- _Given records_:
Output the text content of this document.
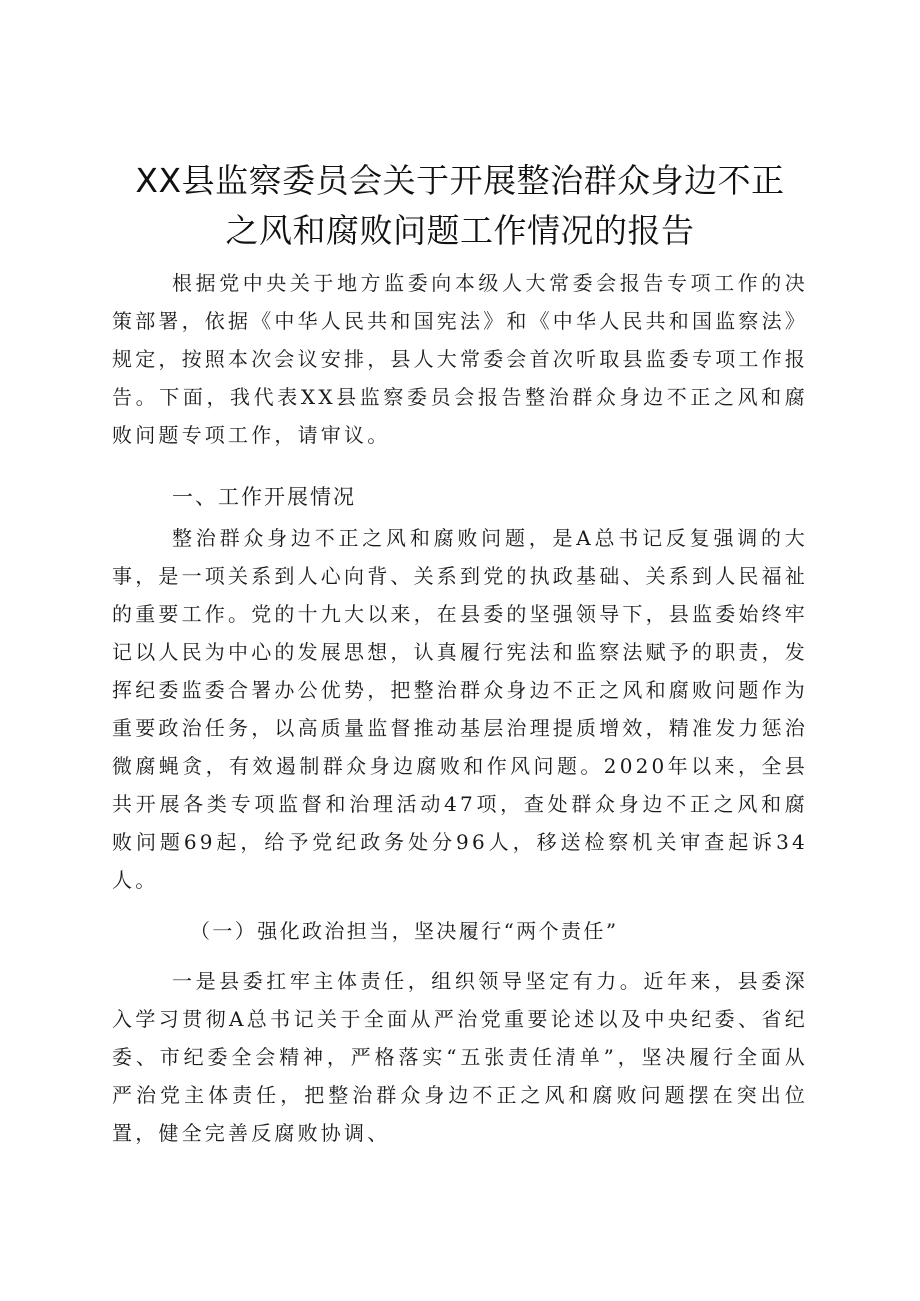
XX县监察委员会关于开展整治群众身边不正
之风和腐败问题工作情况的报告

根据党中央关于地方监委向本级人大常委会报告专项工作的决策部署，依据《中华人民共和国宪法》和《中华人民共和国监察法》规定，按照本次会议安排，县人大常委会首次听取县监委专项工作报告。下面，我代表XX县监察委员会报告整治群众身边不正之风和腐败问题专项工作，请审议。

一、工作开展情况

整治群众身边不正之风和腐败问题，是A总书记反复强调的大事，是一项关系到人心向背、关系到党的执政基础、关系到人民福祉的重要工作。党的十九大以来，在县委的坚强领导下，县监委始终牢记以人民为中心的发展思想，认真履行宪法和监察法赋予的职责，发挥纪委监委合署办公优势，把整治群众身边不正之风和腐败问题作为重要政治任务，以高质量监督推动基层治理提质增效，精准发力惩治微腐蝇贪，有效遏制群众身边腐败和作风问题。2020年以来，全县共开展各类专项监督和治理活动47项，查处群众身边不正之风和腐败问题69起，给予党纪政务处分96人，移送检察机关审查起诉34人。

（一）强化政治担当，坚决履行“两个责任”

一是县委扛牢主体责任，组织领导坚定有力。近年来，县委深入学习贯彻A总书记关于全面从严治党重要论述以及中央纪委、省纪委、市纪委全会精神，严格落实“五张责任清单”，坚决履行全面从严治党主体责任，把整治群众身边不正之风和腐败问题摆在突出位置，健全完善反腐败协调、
---
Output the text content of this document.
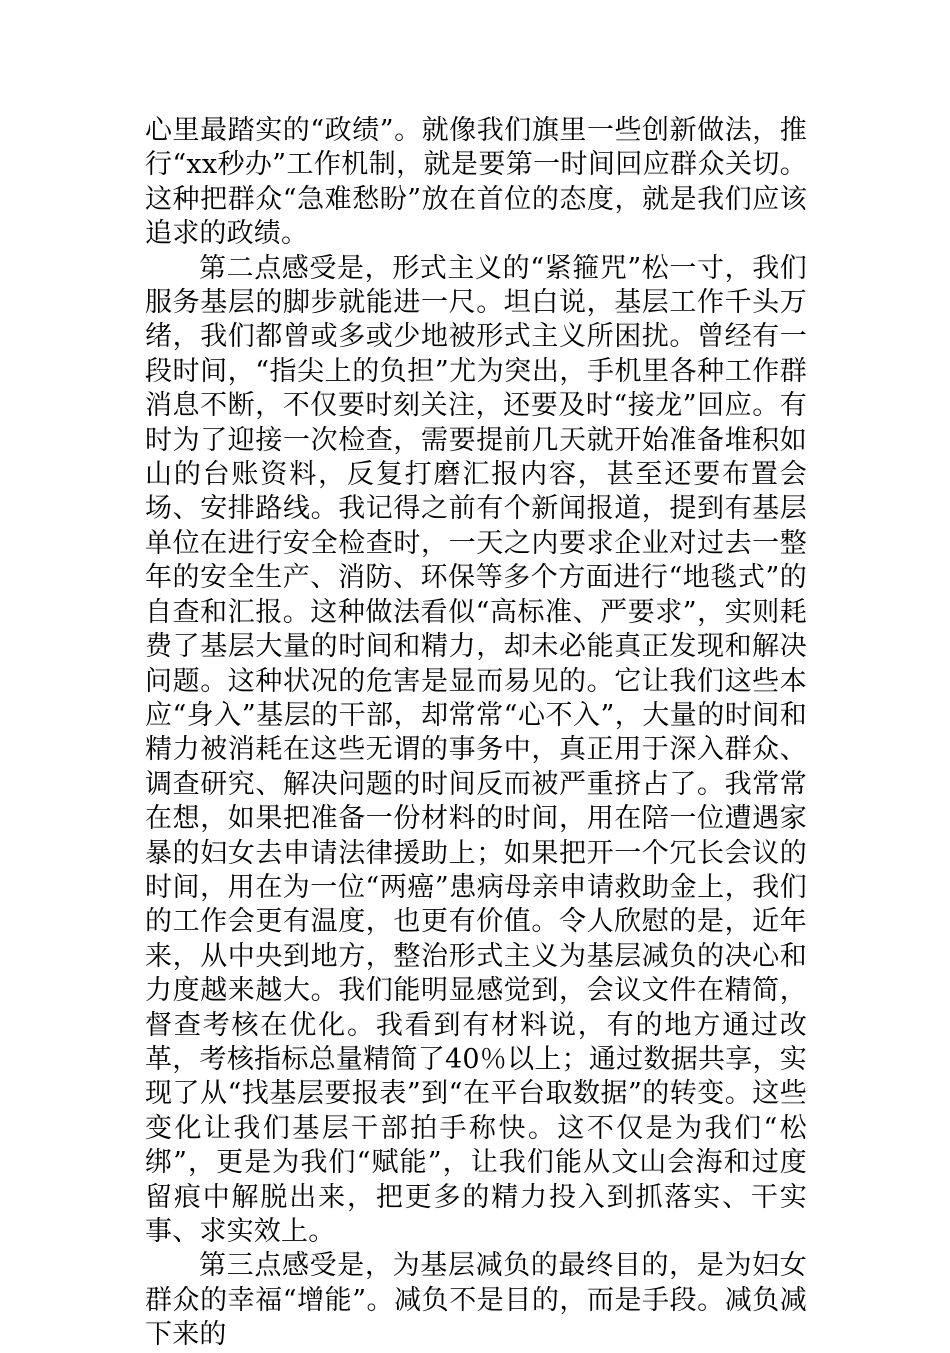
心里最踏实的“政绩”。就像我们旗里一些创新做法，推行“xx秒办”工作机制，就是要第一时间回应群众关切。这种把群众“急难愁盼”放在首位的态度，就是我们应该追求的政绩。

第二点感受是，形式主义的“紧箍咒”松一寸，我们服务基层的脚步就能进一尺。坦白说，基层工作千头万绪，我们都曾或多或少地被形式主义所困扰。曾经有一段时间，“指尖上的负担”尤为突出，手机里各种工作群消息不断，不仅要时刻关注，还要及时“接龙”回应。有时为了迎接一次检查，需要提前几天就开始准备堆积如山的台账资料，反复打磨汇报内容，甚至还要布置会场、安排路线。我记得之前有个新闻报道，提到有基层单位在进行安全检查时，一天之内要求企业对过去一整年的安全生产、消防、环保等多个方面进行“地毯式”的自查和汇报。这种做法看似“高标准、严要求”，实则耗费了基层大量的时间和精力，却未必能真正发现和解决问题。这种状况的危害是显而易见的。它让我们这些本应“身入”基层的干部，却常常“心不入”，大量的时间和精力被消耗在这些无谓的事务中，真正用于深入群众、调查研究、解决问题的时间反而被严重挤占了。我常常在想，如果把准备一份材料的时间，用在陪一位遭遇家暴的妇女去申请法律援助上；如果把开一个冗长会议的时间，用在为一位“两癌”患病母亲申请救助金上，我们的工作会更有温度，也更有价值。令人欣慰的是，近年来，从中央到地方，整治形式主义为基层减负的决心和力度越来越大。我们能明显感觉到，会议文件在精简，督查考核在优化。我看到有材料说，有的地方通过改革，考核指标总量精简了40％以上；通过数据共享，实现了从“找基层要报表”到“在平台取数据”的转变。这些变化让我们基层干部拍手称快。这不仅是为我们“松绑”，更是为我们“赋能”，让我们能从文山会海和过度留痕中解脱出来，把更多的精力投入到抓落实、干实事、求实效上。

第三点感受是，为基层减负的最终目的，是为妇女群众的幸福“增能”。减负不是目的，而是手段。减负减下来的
...
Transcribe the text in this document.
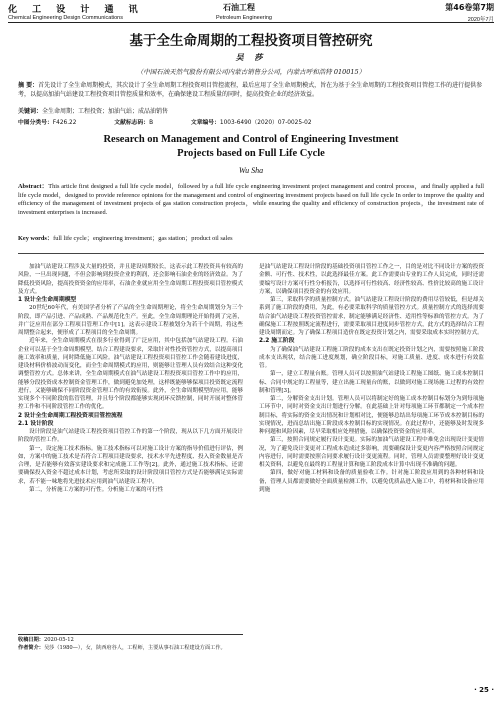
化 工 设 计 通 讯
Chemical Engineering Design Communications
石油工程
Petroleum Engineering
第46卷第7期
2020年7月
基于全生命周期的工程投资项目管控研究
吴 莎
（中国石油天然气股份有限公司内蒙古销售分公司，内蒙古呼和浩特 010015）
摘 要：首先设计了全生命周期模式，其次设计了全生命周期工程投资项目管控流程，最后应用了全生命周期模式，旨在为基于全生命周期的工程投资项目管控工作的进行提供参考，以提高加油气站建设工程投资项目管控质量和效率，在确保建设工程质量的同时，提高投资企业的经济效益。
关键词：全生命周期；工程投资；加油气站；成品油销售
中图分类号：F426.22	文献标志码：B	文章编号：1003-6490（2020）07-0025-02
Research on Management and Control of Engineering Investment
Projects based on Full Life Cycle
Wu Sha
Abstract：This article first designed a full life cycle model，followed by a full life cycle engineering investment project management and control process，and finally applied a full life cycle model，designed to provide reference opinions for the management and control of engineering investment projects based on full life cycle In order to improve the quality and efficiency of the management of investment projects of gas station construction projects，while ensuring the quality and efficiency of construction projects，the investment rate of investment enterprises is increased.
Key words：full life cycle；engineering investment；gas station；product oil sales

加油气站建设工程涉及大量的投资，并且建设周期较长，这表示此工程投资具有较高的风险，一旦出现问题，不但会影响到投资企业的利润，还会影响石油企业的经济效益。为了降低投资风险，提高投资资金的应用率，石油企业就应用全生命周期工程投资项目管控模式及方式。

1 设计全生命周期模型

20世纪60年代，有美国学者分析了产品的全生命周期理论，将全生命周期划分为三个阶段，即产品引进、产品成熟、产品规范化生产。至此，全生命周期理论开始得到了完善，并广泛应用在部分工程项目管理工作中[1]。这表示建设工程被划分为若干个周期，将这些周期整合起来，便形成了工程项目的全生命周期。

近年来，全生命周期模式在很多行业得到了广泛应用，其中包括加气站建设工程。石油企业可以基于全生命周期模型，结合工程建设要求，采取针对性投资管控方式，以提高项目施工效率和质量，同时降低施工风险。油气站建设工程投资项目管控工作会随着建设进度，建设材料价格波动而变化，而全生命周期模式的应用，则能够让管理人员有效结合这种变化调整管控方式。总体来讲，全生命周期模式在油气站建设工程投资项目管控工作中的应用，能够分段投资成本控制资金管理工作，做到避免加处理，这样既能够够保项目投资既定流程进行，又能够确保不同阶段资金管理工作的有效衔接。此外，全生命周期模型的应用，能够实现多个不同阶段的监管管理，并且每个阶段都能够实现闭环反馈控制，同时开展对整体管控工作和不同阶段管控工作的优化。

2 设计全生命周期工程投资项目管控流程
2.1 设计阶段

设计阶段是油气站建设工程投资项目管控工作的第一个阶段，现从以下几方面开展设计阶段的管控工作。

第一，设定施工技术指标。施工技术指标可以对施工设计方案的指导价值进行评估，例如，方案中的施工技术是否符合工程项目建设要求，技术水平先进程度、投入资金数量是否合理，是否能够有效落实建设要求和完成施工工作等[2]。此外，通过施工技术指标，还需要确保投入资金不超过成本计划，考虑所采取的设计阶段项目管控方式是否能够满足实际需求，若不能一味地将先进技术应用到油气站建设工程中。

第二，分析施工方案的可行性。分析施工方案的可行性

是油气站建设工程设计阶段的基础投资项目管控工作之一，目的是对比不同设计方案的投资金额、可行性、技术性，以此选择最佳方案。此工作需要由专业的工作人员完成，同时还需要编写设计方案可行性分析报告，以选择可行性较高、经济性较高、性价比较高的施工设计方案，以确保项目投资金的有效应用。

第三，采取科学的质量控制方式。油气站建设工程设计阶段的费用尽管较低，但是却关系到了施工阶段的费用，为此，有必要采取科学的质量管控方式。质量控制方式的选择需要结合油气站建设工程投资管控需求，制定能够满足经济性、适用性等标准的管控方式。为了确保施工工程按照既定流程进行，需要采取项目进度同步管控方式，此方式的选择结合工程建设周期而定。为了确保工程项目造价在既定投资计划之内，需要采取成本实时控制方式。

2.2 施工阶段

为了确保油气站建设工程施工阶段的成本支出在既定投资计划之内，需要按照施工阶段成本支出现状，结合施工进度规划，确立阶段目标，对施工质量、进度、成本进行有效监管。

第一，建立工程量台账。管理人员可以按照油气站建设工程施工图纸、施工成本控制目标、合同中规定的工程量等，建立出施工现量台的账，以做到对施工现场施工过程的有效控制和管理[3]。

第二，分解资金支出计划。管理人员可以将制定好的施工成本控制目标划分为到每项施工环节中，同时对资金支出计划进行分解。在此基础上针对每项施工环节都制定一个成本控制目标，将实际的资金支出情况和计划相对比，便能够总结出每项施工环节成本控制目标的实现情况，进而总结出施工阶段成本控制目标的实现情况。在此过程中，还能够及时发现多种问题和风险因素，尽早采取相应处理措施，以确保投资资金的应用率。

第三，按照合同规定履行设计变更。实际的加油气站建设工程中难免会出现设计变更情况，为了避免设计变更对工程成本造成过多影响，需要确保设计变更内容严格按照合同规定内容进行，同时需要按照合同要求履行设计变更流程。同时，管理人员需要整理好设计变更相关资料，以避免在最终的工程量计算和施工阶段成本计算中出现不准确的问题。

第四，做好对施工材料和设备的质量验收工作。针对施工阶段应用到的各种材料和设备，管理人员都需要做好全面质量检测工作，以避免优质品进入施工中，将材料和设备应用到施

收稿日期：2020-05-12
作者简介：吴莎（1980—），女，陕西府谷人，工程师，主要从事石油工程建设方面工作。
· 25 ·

- _Task directions_:
Which lines include the word "station"? List them all.

- _Task result_:
Abstract：This article first designed a full life cycle model，followed by a full life cycle engineering investment project management and control process，and finally applied a full life cycle model，designed to provide reference opinions for the management and control of engineering investment projects based on full life cycle In order to improve the quality and efficiency of the management of investment projects of gas station construction projects，while ensuring the quality and efficiency of construction projects，the investment rate of investment enterprises is increased.
Key words：full life cycle；engineering investment；gas station；product oil sales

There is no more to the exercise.